--- RECORDS SHOWN ---

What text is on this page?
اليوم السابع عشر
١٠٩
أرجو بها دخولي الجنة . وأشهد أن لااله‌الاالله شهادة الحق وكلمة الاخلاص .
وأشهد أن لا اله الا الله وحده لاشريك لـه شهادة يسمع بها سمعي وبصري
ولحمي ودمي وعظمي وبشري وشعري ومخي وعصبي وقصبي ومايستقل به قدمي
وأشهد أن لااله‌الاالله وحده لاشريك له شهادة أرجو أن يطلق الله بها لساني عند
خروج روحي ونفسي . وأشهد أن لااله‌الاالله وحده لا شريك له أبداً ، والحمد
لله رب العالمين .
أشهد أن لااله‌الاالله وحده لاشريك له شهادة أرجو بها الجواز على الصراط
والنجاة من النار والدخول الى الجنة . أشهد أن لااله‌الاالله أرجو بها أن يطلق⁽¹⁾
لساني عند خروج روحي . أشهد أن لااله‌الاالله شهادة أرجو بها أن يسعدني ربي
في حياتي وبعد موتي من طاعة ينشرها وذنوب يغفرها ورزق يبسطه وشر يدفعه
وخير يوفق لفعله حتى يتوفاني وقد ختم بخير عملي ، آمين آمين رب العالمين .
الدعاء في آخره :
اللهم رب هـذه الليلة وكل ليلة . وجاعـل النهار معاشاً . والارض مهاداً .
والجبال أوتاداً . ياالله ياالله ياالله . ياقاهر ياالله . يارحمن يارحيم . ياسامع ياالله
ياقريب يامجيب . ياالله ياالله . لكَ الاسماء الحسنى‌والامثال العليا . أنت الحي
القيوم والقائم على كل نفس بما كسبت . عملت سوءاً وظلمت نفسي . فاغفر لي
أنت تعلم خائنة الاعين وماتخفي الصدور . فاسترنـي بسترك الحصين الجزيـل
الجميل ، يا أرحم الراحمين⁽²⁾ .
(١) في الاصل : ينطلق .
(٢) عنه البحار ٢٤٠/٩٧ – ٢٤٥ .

---
--- RECORDS SHOWN ---

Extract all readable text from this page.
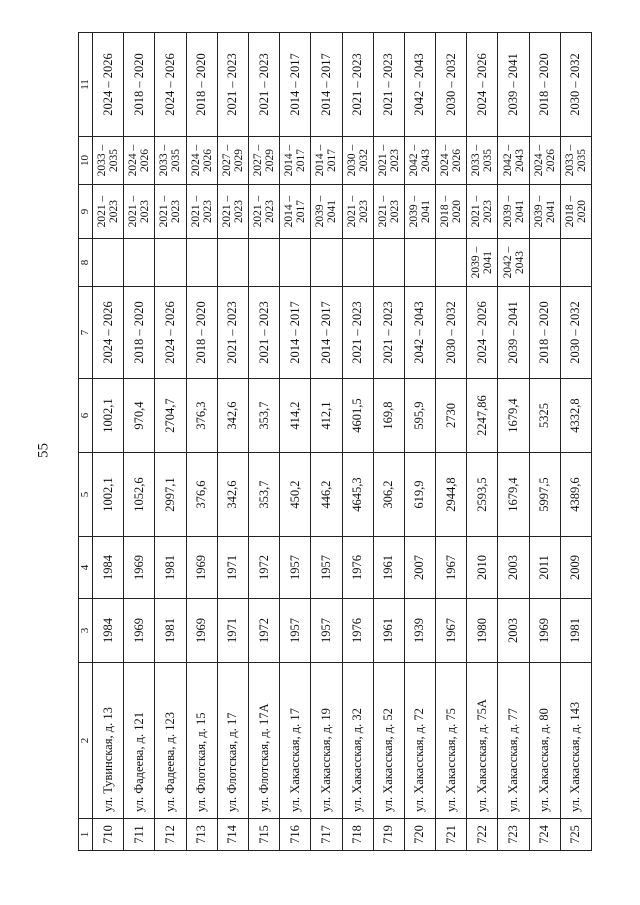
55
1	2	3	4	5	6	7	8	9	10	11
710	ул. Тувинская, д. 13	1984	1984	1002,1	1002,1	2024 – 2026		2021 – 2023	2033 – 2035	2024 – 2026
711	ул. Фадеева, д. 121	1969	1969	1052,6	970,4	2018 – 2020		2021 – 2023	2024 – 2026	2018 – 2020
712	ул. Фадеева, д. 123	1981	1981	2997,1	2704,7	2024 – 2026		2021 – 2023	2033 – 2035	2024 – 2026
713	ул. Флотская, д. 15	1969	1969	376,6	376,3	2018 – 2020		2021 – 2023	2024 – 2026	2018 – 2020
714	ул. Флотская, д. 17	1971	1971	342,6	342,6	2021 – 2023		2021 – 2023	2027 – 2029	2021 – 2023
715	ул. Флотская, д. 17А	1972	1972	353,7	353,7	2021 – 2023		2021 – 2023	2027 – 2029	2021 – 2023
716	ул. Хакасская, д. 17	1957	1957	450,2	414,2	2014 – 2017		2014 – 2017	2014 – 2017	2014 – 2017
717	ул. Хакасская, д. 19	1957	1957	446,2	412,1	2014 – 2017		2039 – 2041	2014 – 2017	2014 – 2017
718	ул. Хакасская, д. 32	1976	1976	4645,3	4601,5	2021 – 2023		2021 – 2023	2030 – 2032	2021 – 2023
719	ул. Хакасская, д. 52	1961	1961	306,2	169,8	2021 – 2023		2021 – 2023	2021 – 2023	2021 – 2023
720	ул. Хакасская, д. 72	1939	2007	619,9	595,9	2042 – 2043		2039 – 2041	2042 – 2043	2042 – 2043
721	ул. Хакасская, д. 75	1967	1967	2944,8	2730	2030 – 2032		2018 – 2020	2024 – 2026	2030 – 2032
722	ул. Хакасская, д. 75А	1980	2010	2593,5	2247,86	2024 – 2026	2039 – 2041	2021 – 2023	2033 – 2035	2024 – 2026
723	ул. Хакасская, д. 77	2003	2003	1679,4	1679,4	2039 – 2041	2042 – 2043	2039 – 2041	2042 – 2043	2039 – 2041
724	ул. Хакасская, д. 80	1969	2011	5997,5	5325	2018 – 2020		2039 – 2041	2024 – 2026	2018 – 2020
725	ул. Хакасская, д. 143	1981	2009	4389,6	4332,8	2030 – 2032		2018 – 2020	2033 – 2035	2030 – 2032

---

TASK DIRECTIONS
In the listing, find each line with the string "يطلق" and copy it.

RESULT OF THE EXERCISE
وأشهد أن لااله‌الاالله وحده لاشريك له شهادة أرجو أن يطلق الله بها لساني عند
والنجاة من النار والدخول الى الجنة . أشهد أن لااله‌الاالله أرجو بها أن يطلق⁽¹⁾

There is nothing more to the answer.